» Short exercise: Copy each line with the word "document" in it.

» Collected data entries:
* start *

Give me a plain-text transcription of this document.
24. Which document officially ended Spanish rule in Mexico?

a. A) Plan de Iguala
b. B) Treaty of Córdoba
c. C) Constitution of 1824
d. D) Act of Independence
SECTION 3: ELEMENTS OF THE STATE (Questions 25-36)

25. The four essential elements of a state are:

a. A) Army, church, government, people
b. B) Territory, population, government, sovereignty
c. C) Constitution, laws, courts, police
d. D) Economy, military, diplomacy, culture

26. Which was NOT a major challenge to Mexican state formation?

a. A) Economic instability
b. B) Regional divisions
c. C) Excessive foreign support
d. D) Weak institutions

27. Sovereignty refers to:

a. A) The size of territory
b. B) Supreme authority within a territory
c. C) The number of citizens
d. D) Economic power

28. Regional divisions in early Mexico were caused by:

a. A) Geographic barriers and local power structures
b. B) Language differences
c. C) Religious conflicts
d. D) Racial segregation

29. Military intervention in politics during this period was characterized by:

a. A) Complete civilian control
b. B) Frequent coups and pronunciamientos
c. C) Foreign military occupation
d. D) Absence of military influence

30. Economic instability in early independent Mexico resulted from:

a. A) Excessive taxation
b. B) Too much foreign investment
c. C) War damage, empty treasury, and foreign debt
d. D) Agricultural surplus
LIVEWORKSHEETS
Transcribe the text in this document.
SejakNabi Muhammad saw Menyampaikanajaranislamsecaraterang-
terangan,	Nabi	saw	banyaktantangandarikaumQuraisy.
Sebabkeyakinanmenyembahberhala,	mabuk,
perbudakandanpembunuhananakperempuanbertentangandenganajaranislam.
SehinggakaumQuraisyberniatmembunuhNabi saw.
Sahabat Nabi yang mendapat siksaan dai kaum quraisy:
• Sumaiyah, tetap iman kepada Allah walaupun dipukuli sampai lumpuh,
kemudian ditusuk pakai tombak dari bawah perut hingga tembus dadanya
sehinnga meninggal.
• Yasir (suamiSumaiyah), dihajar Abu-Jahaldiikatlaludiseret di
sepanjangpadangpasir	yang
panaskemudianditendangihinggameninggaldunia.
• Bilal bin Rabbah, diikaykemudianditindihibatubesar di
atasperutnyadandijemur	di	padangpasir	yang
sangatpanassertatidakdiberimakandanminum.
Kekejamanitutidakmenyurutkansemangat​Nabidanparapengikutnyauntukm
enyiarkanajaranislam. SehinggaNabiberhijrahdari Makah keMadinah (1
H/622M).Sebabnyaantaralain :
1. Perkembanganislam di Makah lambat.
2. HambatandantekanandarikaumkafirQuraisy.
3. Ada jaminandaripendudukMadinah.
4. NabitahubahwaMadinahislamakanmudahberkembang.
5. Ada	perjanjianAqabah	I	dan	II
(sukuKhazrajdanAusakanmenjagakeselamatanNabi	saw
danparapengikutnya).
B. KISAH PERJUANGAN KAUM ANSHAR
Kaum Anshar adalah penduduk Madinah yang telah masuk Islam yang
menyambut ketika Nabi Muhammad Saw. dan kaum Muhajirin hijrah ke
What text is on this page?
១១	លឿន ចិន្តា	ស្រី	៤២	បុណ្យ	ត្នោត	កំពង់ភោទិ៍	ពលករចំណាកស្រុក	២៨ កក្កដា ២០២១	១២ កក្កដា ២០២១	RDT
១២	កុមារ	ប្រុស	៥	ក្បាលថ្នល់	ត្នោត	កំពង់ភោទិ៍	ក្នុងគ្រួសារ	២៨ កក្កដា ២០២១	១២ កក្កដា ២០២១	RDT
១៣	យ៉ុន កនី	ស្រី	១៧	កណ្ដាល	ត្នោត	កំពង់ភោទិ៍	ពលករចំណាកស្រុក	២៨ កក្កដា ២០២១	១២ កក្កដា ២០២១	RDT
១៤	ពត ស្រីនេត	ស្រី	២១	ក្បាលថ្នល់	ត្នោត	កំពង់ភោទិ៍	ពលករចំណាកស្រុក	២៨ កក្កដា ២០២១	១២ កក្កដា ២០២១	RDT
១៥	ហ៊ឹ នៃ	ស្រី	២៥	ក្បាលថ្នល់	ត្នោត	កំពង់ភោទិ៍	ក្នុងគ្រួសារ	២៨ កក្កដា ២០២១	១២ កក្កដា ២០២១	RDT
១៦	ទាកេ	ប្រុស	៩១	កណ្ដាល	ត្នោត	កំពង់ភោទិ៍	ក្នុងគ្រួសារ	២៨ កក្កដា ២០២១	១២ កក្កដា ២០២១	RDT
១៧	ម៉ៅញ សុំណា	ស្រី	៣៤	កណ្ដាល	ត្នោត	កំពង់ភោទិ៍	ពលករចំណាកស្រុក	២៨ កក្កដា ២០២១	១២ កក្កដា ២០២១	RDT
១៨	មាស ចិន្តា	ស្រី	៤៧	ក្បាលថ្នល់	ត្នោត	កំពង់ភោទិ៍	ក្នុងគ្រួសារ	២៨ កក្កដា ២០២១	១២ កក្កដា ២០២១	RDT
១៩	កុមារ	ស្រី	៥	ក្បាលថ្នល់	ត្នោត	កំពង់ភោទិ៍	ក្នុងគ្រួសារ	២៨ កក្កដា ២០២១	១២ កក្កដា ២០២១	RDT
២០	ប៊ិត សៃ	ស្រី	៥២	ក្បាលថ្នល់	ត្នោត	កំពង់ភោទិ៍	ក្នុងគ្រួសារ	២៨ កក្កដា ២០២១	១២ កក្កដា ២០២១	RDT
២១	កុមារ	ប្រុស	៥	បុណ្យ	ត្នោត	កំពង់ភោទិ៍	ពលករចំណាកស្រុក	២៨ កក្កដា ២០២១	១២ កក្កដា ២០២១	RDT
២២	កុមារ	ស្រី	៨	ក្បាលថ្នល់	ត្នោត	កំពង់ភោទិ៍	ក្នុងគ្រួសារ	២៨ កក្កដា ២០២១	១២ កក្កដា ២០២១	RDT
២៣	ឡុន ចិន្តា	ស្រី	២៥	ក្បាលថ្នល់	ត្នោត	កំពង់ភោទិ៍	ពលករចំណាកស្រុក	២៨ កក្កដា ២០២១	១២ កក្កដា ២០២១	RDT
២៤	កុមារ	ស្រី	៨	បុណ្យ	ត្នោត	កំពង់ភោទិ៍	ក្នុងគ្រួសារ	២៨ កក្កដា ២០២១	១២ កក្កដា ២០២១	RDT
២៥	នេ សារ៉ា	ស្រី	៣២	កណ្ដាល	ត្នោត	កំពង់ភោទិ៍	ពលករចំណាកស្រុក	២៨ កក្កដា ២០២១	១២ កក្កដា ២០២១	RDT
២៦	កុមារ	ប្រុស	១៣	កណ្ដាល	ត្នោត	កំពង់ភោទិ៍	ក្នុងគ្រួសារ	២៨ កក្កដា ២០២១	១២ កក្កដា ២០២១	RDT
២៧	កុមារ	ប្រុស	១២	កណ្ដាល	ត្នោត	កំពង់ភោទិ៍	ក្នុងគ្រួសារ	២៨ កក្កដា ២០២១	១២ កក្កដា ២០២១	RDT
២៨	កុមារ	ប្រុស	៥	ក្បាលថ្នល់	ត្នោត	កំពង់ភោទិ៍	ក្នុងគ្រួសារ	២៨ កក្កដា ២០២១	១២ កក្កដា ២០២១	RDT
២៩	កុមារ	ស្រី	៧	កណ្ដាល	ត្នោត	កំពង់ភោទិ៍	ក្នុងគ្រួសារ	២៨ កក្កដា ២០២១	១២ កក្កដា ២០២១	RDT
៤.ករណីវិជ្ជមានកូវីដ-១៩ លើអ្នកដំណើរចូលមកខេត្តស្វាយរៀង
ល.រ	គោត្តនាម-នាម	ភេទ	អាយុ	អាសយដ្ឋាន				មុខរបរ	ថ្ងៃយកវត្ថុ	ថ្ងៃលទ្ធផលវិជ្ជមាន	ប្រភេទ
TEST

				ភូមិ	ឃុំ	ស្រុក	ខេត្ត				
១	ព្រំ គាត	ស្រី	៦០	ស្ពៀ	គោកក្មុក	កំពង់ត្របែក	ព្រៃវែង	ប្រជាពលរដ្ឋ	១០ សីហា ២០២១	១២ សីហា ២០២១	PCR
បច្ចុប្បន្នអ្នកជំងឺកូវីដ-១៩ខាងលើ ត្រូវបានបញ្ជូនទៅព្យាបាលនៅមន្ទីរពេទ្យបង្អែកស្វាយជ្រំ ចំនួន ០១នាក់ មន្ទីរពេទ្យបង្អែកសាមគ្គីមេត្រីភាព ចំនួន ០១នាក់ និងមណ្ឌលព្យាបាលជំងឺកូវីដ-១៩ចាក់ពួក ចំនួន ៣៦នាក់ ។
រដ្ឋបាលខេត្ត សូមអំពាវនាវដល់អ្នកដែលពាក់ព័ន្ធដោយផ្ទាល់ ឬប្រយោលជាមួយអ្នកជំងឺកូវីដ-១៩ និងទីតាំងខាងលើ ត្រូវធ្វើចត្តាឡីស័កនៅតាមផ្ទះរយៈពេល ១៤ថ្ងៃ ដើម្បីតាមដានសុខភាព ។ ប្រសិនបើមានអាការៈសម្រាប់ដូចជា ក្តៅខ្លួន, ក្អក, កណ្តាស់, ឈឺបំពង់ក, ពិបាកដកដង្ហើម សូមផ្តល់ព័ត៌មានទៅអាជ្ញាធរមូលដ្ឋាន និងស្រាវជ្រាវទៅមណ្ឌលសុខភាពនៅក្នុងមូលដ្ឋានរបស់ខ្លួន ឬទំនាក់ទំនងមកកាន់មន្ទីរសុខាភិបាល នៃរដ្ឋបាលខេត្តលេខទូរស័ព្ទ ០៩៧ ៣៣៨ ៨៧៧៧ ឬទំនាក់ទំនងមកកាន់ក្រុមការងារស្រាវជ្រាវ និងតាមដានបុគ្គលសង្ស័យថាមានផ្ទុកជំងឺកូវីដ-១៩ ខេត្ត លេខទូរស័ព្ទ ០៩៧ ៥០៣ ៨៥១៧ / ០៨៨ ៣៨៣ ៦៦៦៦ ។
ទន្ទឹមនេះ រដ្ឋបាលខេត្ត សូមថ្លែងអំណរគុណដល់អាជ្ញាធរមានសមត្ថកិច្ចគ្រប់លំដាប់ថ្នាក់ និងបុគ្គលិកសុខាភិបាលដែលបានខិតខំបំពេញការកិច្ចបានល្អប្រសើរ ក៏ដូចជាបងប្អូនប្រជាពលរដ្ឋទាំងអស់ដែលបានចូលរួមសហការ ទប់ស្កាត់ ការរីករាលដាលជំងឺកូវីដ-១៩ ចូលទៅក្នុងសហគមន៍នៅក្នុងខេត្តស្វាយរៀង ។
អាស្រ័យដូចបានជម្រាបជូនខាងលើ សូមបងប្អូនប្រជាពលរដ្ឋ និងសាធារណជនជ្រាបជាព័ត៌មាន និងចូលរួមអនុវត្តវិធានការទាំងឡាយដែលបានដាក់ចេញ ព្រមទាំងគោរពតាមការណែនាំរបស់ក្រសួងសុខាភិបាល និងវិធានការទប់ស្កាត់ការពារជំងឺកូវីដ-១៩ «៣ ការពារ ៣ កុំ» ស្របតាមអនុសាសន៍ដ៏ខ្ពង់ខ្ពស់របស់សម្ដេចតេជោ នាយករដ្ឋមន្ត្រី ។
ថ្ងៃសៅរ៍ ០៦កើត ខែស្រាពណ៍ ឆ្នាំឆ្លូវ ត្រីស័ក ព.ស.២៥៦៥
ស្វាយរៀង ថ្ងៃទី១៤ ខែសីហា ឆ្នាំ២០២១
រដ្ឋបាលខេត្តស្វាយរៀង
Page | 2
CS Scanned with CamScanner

* end *

» Correct answer:
Give me a plain-text transcription of this document.
24. Which document officially ended Spanish rule in Mexico?
Transcribe the text in this document.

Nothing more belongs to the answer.